-- Begin EXTRACTED ENTRIES --
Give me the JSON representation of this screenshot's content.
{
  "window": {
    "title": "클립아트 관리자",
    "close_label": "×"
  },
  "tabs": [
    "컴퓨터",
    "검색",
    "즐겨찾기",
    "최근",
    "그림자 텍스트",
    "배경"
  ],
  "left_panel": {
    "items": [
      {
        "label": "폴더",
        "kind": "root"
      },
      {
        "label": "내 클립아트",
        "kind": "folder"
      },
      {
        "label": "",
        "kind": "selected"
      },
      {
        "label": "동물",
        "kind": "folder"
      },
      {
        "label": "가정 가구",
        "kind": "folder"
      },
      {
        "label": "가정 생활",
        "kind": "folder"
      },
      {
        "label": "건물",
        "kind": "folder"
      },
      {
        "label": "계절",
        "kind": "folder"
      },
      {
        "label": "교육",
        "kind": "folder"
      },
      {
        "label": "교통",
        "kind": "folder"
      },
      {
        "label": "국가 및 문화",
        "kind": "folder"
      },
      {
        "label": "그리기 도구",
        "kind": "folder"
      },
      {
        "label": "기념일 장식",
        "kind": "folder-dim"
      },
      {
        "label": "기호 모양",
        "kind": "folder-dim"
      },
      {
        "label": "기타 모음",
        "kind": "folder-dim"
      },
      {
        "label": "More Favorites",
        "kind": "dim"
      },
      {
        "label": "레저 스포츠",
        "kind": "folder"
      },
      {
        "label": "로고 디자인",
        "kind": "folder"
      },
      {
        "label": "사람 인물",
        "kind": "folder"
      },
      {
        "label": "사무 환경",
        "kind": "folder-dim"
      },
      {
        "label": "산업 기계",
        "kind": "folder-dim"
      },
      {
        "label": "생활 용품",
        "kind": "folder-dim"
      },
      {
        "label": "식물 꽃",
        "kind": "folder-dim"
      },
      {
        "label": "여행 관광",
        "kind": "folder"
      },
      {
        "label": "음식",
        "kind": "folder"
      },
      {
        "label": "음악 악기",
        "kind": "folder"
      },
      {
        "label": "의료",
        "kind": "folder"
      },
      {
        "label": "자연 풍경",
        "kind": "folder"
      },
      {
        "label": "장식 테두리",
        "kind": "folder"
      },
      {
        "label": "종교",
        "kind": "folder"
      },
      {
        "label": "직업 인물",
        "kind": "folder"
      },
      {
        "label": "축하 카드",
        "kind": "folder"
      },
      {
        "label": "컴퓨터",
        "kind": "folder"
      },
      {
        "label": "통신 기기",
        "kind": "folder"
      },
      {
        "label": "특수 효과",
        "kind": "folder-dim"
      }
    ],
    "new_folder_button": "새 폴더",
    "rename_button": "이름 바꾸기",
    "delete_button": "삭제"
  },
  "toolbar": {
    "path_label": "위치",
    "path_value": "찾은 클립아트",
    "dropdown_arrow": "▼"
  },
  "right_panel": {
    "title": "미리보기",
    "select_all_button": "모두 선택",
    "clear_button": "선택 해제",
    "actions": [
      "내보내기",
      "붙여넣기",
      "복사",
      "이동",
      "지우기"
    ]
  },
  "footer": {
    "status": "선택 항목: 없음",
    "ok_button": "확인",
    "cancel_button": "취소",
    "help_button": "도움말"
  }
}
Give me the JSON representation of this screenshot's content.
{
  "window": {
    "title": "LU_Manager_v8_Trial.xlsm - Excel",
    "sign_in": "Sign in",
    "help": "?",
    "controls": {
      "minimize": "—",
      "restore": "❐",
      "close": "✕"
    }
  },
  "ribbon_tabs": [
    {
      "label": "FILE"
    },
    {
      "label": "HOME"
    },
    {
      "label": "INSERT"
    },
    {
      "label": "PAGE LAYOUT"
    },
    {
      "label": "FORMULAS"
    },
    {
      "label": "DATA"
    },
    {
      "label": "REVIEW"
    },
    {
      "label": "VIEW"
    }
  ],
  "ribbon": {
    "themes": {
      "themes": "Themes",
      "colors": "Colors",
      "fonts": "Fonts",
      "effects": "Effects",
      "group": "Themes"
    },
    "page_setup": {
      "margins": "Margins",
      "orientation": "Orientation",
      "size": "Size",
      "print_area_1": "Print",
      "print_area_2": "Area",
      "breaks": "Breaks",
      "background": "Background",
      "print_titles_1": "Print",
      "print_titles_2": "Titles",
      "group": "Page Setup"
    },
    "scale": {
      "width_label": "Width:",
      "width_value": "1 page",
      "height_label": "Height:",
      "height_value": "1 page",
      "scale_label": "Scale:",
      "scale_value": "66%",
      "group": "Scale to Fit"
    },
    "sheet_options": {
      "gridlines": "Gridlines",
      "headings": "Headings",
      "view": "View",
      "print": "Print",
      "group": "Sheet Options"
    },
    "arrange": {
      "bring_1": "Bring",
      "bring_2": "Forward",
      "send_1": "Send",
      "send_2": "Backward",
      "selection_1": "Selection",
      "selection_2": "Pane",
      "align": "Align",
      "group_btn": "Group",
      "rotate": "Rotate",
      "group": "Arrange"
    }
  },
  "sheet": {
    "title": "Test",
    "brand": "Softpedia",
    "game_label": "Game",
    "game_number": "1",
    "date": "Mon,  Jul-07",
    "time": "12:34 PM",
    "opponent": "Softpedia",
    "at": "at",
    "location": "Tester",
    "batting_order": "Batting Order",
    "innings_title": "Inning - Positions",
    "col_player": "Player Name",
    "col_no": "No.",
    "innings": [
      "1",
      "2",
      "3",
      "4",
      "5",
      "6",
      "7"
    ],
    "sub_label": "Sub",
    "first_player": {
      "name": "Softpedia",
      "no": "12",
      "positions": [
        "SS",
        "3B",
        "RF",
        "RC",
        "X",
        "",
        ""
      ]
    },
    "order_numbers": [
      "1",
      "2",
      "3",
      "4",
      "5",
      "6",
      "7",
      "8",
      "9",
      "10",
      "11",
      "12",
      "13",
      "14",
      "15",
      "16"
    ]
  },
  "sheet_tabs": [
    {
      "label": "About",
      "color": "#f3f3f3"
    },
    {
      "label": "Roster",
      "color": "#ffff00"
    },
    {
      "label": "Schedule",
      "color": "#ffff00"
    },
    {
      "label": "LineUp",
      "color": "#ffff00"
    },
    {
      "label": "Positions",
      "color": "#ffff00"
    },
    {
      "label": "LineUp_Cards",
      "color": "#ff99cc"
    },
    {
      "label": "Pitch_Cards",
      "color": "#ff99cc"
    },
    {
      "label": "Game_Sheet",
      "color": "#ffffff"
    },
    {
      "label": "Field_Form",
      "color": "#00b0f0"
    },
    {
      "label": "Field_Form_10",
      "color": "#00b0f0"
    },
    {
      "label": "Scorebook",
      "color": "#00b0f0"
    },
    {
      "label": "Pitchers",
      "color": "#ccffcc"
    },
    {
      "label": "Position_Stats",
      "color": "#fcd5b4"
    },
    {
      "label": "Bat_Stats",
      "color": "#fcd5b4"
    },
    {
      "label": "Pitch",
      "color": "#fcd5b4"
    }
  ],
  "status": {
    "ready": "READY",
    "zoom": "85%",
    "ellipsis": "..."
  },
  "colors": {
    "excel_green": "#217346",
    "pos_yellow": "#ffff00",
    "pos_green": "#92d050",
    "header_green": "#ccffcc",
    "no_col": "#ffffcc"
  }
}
-- End EXTRACTED ENTRIES --
TASK OBJECTIVE: Retype the material above, line by line, exactly.

THE SOLUTION:
Give me the JSON representation of this screenshot's content.
{
  "window": {
    "title": "클립아트 관리자",
    "close_label": "×"
  },
  "tabs": [
    "컴퓨터",
    "검색",
    "즐겨찾기",
    "최근",
    "그림자 텍스트",
    "배경"
  ],
  "left_panel": {
    "items": [
      {
        "label": "폴더",
        "kind": "root"
      },
      {
        "label": "내 클립아트",
        "kind": "folder"
      },
      {
        "label": "",
        "kind": "selected"
      },
      {
        "label": "동물",
        "kind": "folder"
      },
      {
        "label": "가정 가구",
        "kind": "folder"
      },
      {
        "label": "가정 생활",
        "kind": "folder"
      },
      {
        "label": "건물",
        "kind": "folder"
      },
      {
        "label": "계절",
        "kind": "folder"
      },
      {
        "label": "교육",
        "kind": "folder"
      },
      {
        "label": "교통",
        "kind": "folder"
      },
      {
        "label": "국가 및 문화",
        "kind": "folder"
      },
      {
        "label": "그리기 도구",
        "kind": "folder"
      },
      {
        "label": "기념일 장식",
        "kind": "folder-dim"
      },
      {
        "label": "기호 모양",
        "kind": "folder-dim"
      },
      {
        "label": "기타 모음",
        "kind": "folder-dim"
      },
      {
        "label": "More Favorites",
        "kind": "dim"
      },
      {
        "label": "레저 스포츠",
        "kind": "folder"
      },
      {
        "label": "로고 디자인",
        "kind": "folder"
      },
      {
        "label": "사람 인물",
        "kind": "folder"
      },
      {
        "label": "사무 환경",
        "kind": "folder-dim"
      },
      {
        "label": "산업 기계",
        "kind": "folder-dim"
      },
      {
        "label": "생활 용품",
        "kind": "folder-dim"
      },
      {
        "label": "식물 꽃",
        "kind": "folder-dim"
      },
      {
        "label": "여행 관광",
        "kind": "folder"
      },
      {
        "label": "음식",
        "kind": "folder"
      },
      {
        "label": "음악 악기",
        "kind": "folder"
      },
      {
        "label": "의료",
        "kind": "folder"
      },
      {
        "label": "자연 풍경",
        "kind": "folder"
      },
      {
        "label": "장식 테두리",
        "kind": "folder"
      },
      {
        "label": "종교",
        "kind": "folder"
      },
      {
        "label": "직업 인물",
        "kind": "folder"
      },
      {
        "label": "축하 카드",
        "kind": "folder"
      },
      {
        "label": "컴퓨터",
        "kind": "folder"
      },
      {
        "label": "통신 기기",
        "kind": "folder"
      },
      {
        "label": "특수 효과",
        "kind": "folder-dim"
      }
    ],
    "new_folder_button": "새 폴더",
    "rename_button": "이름 바꾸기",
    "delete_button": "삭제"
  },
  "toolbar": {
    "path_label": "위치",
    "path_value": "찾은 클립아트",
    "dropdown_arrow": "▼"
  },
  "right_panel": {
    "title": "미리보기",
    "select_all_button": "모두 선택",
    "clear_button": "선택 해제",
    "actions": [
      "내보내기",
      "붙여넣기",
      "복사",
      "이동",
      "지우기"
    ]
  },
  "footer": {
    "status": "선택 항목: 없음",
    "ok_button": "확인",
    "cancel_button": "취소",
    "help_button": "도움말"
  }
}
Give me the JSON representation of this screenshot's content.
{
  "window": {
    "title": "LU_Manager_v8_Trial.xlsm - Excel",
    "sign_in": "Sign in",
    "help": "?",
    "controls": {
      "minimize": "—",
      "restore": "❐",
      "close": "✕"
    }
  },
  "ribbon_tabs": [
    {
      "label": "FILE"
    },
    {
      "label": "HOME"
    },
    {
      "label": "INSERT"
    },
    {
      "label": "PAGE LAYOUT"
    },
    {
      "label": "FORMULAS"
    },
    {
      "label": "DATA"
    },
    {
      "label": "REVIEW"
    },
    {
      "label": "VIEW"
    }
  ],
  "ribbon": {
    "themes": {
      "themes": "Themes",
      "colors": "Colors",
      "fonts": "Fonts",
      "effects": "Effects",
      "group": "Themes"
    },
    "page_setup": {
      "margins": "Margins",
      "orientation": "Orientation",
      "size": "Size",
      "print_area_1": "Print",
      "print_area_2": "Area",
      "breaks": "Breaks",
      "background": "Background",
      "print_titles_1": "Print",
      "print_titles_2": "Titles",
      "group": "Page Setup"
    },
    "scale": {
      "width_label": "Width:",
      "width_value": "1 page",
      "height_label": "Height:",
      "height_value": "1 page",
      "scale_label": "Scale:",
      "scale_value": "66%",
      "group": "Scale to Fit"
    },
    "sheet_options": {
      "gridlines": "Gridlines",
      "headings": "Headings",
      "view": "View",
      "print": "Print",
      "group": "Sheet Options"
    },
    "arrange": {
      "bring_1": "Bring",
      "bring_2": "Forward",
      "send_1": "Send",
      "send_2": "Backward",
      "selection_1": "Selection",
      "selection_2": "Pane",
      "align": "Align",
      "group_btn": "Group",
      "rotate": "Rotate",
      "group": "Arrange"
    }
  },
  "sheet": {
    "title": "Test",
    "brand": "Softpedia",
    "game_label": "Game",
    "game_number": "1",
    "date": "Mon,  Jul-07",
    "time": "12:34 PM",
    "opponent": "Softpedia",
    "at": "at",
    "location": "Tester",
    "batting_order": "Batting Order",
    "innings_title": "Inning - Positions",
    "col_player": "Player Name",
    "col_no": "No.",
    "innings": [
      "1",
      "2",
      "3",
      "4",
      "5",
      "6",
      "7"
    ],
    "sub_label": "Sub",
    "first_player": {
      "name": "Softpedia",
      "no": "12",
      "positions": [
        "SS",
        "3B",
        "RF",
        "RC",
        "X",
        "",
        ""
      ]
    },
    "order_numbers": [
      "1",
      "2",
      "3",
      "4",
      "5",
      "6",
      "7",
      "8",
      "9",
      "10",
      "11",
      "12",
      "13",
      "14",
      "15",
      "16"
    ]
  },
  "sheet_tabs": [
    {
      "label": "About",
      "color": "#f3f3f3"
    },
    {
      "label": "Roster",
      "color": "#ffff00"
    },
    {
      "label": "Schedule",
      "color": "#ffff00"
    },
    {
      "label": "LineUp",
      "color": "#ffff00"
    },
    {
      "label": "Positions",
      "color": "#ffff00"
    },
    {
      "label": "LineUp_Cards",
      "color": "#ff99cc"
    },
    {
      "label": "Pitch_Cards",
      "color": "#ff99cc"
    },
    {
      "label": "Game_Sheet",
      "color": "#ffffff"
    },
    {
      "label": "Field_Form",
      "color": "#00b0f0"
    },
    {
      "label": "Field_Form_10",
      "color": "#00b0f0"
    },
    {
      "label": "Scorebook",
      "color": "#00b0f0"
    },
    {
      "label": "Pitchers",
      "color": "#ccffcc"
    },
    {
      "label": "Position_Stats",
      "color": "#fcd5b4"
    },
    {
      "label": "Bat_Stats",
      "color": "#fcd5b4"
    },
    {
      "label": "Pitch",
      "color": "#fcd5b4"
    }
  ],
  "status": {
    "ready": "READY",
    "zoom": "85%",
    "ellipsis": "..."
  },
  "colors": {
    "excel_green": "#217346",
    "pos_yellow": "#ffff00",
    "pos_green": "#92d050",
    "header_green": "#ccffcc",
    "no_col": "#ffffcc"
  }
}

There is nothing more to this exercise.